• Data records:

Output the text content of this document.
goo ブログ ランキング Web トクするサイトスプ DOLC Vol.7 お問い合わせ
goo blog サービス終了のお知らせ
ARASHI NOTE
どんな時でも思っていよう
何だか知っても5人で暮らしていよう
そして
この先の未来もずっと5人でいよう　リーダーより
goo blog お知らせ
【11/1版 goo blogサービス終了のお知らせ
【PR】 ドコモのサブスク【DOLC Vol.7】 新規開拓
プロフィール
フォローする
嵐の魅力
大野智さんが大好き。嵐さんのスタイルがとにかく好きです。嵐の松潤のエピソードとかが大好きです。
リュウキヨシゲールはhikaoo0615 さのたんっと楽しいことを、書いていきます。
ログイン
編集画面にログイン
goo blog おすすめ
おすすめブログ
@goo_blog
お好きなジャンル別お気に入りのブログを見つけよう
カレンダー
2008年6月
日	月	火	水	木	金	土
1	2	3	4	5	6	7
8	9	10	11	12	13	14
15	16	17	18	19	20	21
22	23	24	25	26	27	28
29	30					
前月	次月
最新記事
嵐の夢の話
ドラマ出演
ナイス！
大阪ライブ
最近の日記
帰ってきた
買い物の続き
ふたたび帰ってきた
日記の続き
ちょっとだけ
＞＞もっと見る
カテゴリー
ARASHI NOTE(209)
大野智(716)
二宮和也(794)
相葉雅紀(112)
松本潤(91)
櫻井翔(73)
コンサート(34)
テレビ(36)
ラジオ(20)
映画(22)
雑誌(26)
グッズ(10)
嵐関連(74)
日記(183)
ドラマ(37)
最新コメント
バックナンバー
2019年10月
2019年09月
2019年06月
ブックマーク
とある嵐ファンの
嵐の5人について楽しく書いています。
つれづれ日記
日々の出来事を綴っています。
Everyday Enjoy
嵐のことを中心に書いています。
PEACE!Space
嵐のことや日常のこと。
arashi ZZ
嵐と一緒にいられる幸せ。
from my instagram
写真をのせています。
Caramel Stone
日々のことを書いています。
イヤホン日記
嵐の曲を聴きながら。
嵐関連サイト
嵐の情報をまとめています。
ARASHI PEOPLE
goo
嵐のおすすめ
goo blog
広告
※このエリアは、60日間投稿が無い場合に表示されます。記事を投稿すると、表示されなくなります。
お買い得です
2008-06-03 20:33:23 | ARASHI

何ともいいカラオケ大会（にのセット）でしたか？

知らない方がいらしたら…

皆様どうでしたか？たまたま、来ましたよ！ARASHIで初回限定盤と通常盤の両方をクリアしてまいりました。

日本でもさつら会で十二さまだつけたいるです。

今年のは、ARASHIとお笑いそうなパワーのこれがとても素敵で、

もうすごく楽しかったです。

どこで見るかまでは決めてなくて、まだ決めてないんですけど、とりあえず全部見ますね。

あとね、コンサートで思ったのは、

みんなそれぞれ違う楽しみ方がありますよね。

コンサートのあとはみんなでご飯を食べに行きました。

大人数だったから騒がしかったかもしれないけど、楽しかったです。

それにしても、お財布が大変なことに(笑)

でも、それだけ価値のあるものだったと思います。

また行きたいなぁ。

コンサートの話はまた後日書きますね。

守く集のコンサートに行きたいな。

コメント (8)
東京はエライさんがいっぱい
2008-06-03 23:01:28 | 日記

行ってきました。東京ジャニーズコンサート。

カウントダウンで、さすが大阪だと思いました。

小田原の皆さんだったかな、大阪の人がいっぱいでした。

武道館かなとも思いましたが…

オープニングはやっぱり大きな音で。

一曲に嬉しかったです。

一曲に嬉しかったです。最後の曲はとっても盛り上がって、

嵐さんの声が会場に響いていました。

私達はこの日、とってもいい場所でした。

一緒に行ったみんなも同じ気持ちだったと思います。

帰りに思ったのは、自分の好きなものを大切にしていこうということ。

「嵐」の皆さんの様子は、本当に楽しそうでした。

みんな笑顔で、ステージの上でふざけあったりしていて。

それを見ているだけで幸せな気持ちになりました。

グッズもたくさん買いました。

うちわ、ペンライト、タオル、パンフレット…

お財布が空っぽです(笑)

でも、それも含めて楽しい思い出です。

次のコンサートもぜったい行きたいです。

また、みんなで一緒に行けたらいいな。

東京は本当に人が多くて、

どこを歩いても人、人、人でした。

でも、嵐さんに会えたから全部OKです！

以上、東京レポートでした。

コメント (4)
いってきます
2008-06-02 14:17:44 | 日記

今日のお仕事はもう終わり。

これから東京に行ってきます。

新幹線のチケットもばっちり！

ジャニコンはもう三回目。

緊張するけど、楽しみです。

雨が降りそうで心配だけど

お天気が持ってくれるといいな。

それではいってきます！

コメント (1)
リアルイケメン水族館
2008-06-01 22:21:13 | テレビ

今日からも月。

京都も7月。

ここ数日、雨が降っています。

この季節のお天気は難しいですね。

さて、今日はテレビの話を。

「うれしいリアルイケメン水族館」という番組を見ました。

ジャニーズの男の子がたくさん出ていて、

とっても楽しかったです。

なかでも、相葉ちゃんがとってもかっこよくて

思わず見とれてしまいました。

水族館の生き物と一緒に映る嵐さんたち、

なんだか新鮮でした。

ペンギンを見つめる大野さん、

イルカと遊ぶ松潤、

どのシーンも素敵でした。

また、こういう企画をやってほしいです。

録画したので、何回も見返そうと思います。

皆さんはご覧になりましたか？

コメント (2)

• Directions for this task:
Copy each line of the data exactly, leaving nothing out.

• Answer to this exercise:
Output the text content of this document.
goo ブログ ランキング Web トクするサイトスプ DOLC Vol.7 お問い合わせ
goo blog サービス終了のお知らせ
ARASHI NOTE
どんな時でも思っていよう
何だか知っても5人で暮らしていよう
そして
この先の未来もずっと5人でいよう　リーダーより
goo blog お知らせ
【11/1版 goo blogサービス終了のお知らせ
【PR】 ドコモのサブスク【DOLC Vol.7】 新規開拓
プロフィール
フォローする
嵐の魅力
大野智さんが大好き。嵐さんのスタイルがとにかく好きです。嵐の松潤のエピソードとかが大好きです。
リュウキヨシゲールはhikaoo0615 さのたんっと楽しいことを、書いていきます。
ログイン
編集画面にログイン
goo blog おすすめ
おすすめブログ
@goo_blog
お好きなジャンル別お気に入りのブログを見つけよう
カレンダー
2008年6月
日	月	火	水	木	金	土
1	2	3	4	5	6	7
8	9	10	11	12	13	14
15	16	17	18	19	20	21
22	23	24	25	26	27	28
29	30					
前月	次月
最新記事
嵐の夢の話
ドラマ出演
ナイス！
大阪ライブ
最近の日記
帰ってきた
買い物の続き
ふたたび帰ってきた
日記の続き
ちょっとだけ
＞＞もっと見る
カテゴリー
ARASHI NOTE(209)
大野智(716)
二宮和也(794)
相葉雅紀(112)
松本潤(91)
櫻井翔(73)
コンサート(34)
テレビ(36)
ラジオ(20)
映画(22)
雑誌(26)
グッズ(10)
嵐関連(74)
日記(183)
ドラマ(37)
最新コメント
バックナンバー
2019年10月
2019年09月
2019年06月
ブックマーク
とある嵐ファンの
嵐の5人について楽しく書いています。
つれづれ日記
日々の出来事を綴っています。
Everyday Enjoy
嵐のことを中心に書いています。
PEACE!Space
嵐のことや日常のこと。
arashi ZZ
嵐と一緒にいられる幸せ。
from my instagram
写真をのせています。
Caramel Stone
日々のことを書いています。
イヤホン日記
嵐の曲を聴きながら。
嵐関連サイト
嵐の情報をまとめています。
ARASHI PEOPLE
goo
嵐のおすすめ
goo blog
広告
※このエリアは、60日間投稿が無い場合に表示されます。記事を投稿すると、表示されなくなります。
お買い得です
2008-06-03 20:33:23 | ARASHI

何ともいいカラオケ大会（にのセット）でしたか？

知らない方がいらしたら…

皆様どうでしたか？たまたま、来ましたよ！ARASHIで初回限定盤と通常盤の両方をクリアしてまいりました。

日本でもさつら会で十二さまだつけたいるです。

今年のは、ARASHIとお笑いそうなパワーのこれがとても素敵で、

もうすごく楽しかったです。

どこで見るかまでは決めてなくて、まだ決めてないんですけど、とりあえず全部見ますね。

あとね、コンサートで思ったのは、

みんなそれぞれ違う楽しみ方がありますよね。

コンサートのあとはみんなでご飯を食べに行きました。

大人数だったから騒がしかったかもしれないけど、楽しかったです。

それにしても、お財布が大変なことに(笑)

でも、それだけ価値のあるものだったと思います。

また行きたいなぁ。

コンサートの話はまた後日書きますね。

守く集のコンサートに行きたいな。

コメント (8)
東京はエライさんがいっぱい
2008-06-03 23:01:28 | 日記

行ってきました。東京ジャニーズコンサート。

カウントダウンで、さすが大阪だと思いました。

小田原の皆さんだったかな、大阪の人がいっぱいでした。

武道館かなとも思いましたが…

オープニングはやっぱり大きな音で。

一曲に嬉しかったです。

一曲に嬉しかったです。最後の曲はとっても盛り上がって、

嵐さんの声が会場に響いていました。

私達はこの日、とってもいい場所でした。

一緒に行ったみんなも同じ気持ちだったと思います。

帰りに思ったのは、自分の好きなものを大切にしていこうということ。

「嵐」の皆さんの様子は、本当に楽しそうでした。

みんな笑顔で、ステージの上でふざけあったりしていて。

それを見ているだけで幸せな気持ちになりました。

グッズもたくさん買いました。

うちわ、ペンライト、タオル、パンフレット…

お財布が空っぽです(笑)

でも、それも含めて楽しい思い出です。

次のコンサートもぜったい行きたいです。

また、みんなで一緒に行けたらいいな。

東京は本当に人が多くて、

どこを歩いても人、人、人でした。

でも、嵐さんに会えたから全部OKです！

以上、東京レポートでした。

コメント (4)
いってきます
2008-06-02 14:17:44 | 日記

今日のお仕事はもう終わり。

これから東京に行ってきます。

新幹線のチケットもばっちり！

ジャニコンはもう三回目。

緊張するけど、楽しみです。

雨が降りそうで心配だけど

お天気が持ってくれるといいな。

それではいってきます！

コメント (1)
リアルイケメン水族館
2008-06-01 22:21:13 | テレビ

今日からも月。

京都も7月。

ここ数日、雨が降っています。

この季節のお天気は難しいですね。

さて、今日はテレビの話を。

「うれしいリアルイケメン水族館」という番組を見ました。

ジャニーズの男の子がたくさん出ていて、

とっても楽しかったです。

なかでも、相葉ちゃんがとってもかっこよくて

思わず見とれてしまいました。

水族館の生き物と一緒に映る嵐さんたち、

なんだか新鮮でした。

ペンギンを見つめる大野さん、

イルカと遊ぶ松潤、

どのシーンも素敵でした。

また、こういう企画をやってほしいです。

録画したので、何回も見返そうと思います。

皆さんはご覧になりましたか？

コメント (2)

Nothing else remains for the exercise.